Rows from a figure dataset:
┌────────

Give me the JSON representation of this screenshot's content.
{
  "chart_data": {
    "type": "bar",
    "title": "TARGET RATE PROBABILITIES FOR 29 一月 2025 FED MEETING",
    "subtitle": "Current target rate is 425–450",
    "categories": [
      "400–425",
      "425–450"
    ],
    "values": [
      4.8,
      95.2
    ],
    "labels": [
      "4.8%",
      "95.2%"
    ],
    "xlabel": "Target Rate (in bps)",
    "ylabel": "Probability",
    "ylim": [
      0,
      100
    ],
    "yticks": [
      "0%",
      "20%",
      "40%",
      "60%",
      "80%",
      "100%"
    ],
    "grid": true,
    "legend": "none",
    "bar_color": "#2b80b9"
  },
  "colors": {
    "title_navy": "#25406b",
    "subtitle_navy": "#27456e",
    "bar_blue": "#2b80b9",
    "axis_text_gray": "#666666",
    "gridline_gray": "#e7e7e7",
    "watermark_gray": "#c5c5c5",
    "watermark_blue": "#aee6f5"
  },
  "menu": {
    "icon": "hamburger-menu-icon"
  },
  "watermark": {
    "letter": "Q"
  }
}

└────────

Please restate the data word for word, every record included.

Give me the JSON representation of this screenshot's content.
{
  "chart_data": {
    "type": "bar",
    "title": "TARGET RATE PROBABILITIES FOR 29 一月 2025 FED MEETING",
    "subtitle": "Current target rate is 425–450",
    "categories": [
      "400–425",
      "425–450"
    ],
    "values": [
      4.8,
      95.2
    ],
    "labels": [
      "4.8%",
      "95.2%"
    ],
    "xlabel": "Target Rate (in bps)",
    "ylabel": "Probability",
    "ylim": [
      0,
      100
    ],
    "yticks": [
      "0%",
      "20%",
      "40%",
      "60%",
      "80%",
      "100%"
    ],
    "grid": true,
    "legend": "none",
    "bar_color": "#2b80b9"
  },
  "colors": {
    "title_navy": "#25406b",
    "subtitle_navy": "#27456e",
    "bar_blue": "#2b80b9",
    "axis_text_gray": "#666666",
    "gridline_gray": "#e7e7e7",
    "watermark_gray": "#c5c5c5",
    "watermark_blue": "#aee6f5"
  },
  "menu": {
    "icon": "hamburger-menu-icon"
  },
  "watermark": {
    "letter": "Q"
  }
}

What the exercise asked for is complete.